EXTRACT PROVIDED:
Personal information
- Born: October 7, 1987 (age 38) Davenport, Iowa, U.S.
- Listed height: 6 ft 2 in (1.88 m)
- Listed weight: 300 lb (136 kg)

Career information
- High school: Davenport Central
- College: Iowa
- NFL draft: 2011: 5th round, 161st overall pick

Career history
- Philadelphia Eagles (2011); Tampa Bay Buccaneers (2011–2012)*; Philadelphia Eagles (2012–2015); Quad City Steamwheelers (2018);
- * Offseason and/or practice squad member only

Awards and highlights
- Second-team All-Big Ten (2010);

Career NFL statistics
- Games played: 18
- Stats at Pro Football Reference

= Julian Vandervelde =

American football player (born 1987)

Julian Vandervelde (born October 7, 1987) is an American former professional football player who was a center in the National Football League (NFL). He was selected by the Philadelphia Eagles in the fifth round of the 2011 NFL draft with the 161st overall pick. He played college football for the Iowa Hawkeyes and was a prep at Davenport Central High School in Davenport, Iowa. He began his NFL career playing guard, but was reassigned as a center at the beginning of the 2013 season. Vandervelde holds the record for most NFL contracts signed with 21.

EXPLORE THE MATERIAL:
[a] Give the section headings that appear above the title line in the Julian Vandervelde extract.
[b] Return the portion of the Julian Vandervelde extract from "Career history" down to "player (born 1987)", copied word for word.

Structured page parsing data:
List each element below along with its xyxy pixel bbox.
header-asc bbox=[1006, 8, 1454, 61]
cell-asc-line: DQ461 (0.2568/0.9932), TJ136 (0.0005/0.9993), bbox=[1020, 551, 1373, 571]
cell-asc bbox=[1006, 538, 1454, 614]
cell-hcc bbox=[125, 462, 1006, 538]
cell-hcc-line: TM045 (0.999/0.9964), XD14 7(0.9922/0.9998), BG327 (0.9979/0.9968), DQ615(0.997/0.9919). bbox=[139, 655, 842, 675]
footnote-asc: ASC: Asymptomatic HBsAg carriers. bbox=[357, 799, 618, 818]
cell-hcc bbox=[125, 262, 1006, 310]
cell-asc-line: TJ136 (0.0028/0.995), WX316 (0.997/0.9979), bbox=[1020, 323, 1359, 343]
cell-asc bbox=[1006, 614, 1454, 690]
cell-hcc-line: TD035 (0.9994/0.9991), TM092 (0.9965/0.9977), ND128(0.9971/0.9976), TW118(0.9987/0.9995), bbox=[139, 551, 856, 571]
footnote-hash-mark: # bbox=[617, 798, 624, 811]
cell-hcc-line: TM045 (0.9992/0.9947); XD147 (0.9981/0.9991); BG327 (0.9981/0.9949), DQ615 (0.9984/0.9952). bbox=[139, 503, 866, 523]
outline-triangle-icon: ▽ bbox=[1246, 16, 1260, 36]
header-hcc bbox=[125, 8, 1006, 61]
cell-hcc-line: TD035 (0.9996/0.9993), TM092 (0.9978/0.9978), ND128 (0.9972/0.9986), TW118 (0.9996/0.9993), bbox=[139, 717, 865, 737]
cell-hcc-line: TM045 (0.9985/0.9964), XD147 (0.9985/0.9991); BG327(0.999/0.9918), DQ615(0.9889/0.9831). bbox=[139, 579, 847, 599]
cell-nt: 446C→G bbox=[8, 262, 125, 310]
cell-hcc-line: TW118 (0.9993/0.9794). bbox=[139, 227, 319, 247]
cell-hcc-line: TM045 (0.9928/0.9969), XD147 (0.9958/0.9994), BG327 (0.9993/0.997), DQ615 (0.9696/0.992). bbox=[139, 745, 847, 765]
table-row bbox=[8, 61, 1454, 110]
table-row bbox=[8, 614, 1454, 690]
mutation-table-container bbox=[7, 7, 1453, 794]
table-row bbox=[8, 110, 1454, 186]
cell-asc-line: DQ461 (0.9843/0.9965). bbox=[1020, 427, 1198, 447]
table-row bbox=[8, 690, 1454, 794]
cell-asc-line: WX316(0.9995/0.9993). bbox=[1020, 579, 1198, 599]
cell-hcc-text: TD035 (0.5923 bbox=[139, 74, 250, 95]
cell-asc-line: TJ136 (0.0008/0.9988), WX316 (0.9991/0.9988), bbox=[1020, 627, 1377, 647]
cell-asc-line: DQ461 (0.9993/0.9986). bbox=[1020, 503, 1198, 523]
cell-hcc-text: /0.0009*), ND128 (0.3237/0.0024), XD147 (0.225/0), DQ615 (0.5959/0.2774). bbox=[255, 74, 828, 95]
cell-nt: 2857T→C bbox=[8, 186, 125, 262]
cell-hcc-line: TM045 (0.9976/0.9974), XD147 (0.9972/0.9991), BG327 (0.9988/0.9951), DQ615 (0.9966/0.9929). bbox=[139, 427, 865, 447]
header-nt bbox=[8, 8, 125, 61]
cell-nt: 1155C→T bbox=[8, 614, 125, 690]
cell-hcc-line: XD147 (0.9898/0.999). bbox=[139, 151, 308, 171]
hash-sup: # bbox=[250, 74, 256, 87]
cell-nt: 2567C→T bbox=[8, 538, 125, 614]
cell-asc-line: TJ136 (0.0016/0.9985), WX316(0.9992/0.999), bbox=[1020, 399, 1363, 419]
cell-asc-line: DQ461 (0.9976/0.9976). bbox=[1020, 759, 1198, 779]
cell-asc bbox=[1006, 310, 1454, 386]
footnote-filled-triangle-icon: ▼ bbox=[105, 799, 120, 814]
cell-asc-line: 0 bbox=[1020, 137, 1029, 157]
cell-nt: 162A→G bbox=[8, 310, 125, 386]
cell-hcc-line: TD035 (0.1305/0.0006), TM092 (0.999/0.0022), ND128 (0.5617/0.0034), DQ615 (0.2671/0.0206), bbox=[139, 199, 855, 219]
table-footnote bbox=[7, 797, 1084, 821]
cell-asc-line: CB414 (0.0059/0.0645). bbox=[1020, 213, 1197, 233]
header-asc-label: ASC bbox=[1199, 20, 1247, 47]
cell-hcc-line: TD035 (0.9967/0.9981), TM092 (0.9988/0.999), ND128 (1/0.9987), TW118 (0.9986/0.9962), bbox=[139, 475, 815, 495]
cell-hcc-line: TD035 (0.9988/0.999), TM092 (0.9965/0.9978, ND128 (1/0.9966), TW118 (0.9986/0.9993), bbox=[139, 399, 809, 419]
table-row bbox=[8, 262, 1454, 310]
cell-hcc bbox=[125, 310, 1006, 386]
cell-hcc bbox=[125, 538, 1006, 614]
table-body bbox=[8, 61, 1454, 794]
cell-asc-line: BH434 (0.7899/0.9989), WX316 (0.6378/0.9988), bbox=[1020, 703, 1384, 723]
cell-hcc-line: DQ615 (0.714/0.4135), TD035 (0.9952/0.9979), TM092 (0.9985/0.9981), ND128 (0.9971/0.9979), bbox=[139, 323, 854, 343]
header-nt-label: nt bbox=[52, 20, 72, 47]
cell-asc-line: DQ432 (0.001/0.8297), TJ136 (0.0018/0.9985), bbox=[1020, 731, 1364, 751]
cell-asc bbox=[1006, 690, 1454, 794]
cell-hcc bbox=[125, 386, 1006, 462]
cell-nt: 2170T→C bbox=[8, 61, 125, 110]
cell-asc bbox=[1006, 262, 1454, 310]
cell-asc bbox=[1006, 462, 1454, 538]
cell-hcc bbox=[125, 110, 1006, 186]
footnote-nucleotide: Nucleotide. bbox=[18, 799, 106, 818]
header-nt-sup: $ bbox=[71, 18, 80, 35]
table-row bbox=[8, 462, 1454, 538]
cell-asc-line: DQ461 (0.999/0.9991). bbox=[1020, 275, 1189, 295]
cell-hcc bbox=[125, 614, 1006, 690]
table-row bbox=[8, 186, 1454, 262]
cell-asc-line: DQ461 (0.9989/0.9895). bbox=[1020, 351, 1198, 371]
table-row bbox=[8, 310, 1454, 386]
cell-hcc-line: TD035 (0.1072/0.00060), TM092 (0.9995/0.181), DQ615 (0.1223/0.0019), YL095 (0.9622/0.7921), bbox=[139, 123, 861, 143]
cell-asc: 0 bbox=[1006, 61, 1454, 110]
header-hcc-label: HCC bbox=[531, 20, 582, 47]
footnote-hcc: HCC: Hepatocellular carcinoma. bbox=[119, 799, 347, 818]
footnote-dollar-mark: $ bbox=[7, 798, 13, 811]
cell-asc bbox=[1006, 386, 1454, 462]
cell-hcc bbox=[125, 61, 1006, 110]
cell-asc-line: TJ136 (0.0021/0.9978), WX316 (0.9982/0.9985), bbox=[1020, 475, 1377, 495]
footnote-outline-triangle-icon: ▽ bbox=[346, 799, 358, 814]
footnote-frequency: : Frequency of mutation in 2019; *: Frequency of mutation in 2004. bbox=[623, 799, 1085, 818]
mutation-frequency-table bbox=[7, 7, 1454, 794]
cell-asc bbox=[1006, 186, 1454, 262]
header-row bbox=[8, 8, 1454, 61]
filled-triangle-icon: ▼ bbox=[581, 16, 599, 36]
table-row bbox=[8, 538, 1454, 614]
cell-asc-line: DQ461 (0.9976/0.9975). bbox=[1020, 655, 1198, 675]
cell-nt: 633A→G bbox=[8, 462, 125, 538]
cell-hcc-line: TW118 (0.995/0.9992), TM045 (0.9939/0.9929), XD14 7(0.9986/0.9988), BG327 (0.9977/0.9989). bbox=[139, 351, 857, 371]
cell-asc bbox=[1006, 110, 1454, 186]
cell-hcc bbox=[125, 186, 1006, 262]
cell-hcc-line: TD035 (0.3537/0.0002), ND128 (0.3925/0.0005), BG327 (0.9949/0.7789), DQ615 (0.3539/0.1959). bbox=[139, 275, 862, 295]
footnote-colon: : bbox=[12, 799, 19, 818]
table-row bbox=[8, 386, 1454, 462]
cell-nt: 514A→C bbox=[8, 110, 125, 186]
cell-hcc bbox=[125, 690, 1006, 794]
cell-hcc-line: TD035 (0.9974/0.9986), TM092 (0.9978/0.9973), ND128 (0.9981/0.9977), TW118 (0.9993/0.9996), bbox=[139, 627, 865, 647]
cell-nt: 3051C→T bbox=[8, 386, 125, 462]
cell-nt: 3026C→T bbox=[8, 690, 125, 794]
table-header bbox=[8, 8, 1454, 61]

RESPONSES BY TASK:
[a]
Personal information
Career information
Career history
Awards and highlights
Career NFL statistics

[b]
Career history
- Philadelphia Eagles (2011); Tampa Bay Buccaneers (2011–2012)*; Philadelphia Eagles (2012–2015); Quad City Steamwheelers (2018);
- * Offseason and/or practice squad member only

Awards and highlights
- Second-team All-Big Ten (2010);

Career NFL statistics
- Games played: 18
- Stats at Pro Football Reference

= Julian Vandervelde =

American football player (born 1987)